As things pass by, they leave an impression in [my mind]; this impression remains after the things have gone into the past, and it is this impression, which I measure in the present, not the things which, in their passage, caused the impression. It is this impression which I measure when I measure time.

 

we could extend this to "impressions" created in other media, besides just our minds. Under this interpretation there is a fascinating parallel between Augustine's conclusion and the modern understanding of measurements in quantum mechanics. An event is considered to have definitely occurred only when a thermodynamically irreversible impression has been made, and it is, in fact, these irreversible impressions that we measure when we measure the occurrence of events and the passage of time.

========

:: WHAT THE EXERCISE ASKS ::
Continue the passage on Augustine's idea of time and quantum measurement from where it stops.

:: DATASET CONTENT ::
========

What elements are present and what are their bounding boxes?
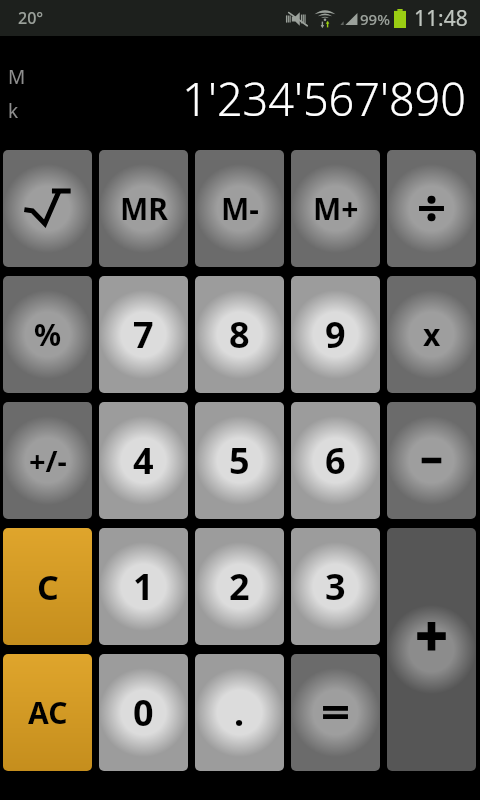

========

:: SOLVED EXERCISE ::
Another intriguing parallel between Augustine's discussion and modern ideas is the concept that only things with beginnings and endings can be measured. He says

 

Let us consider the case of a bodily voice.  The voice begins to sound, it sounds, it continues to sound, and then it stops sounding... Now consider another voice.  This voice begins to sound; it still goes on sounding; it sounds at the same pitch continuously with no variation...  we must measure it, and say how long it is... but measurement is only possible from the beginning, when it started to sound, to the end, when it stopped sounding.  What we measure is the space between a beginning and an end.  Therefore, a voice that has never ceased to sound cannot be measured.

 

Here we see Augustine explicitly considering a purely monochromatic wave, which, if such a thing existed, could have no beginning and no ending (technically because any finite starting or stopping point would introduce other frequencies into the Fourier spectrum). Such a wave carries no information at all, and hence, just as Augustine suggests, there is nothing to measure. Indeed we could go further and claim that such a "voice" (if it existed) would be undetectable, just like a free photon that was never emitted and will never be absorbed.

 

It's also interesting to see that Augustine did not automatically rule out the possibility of temporal symmetry with some kind of "advanced action". He wrote (11;18)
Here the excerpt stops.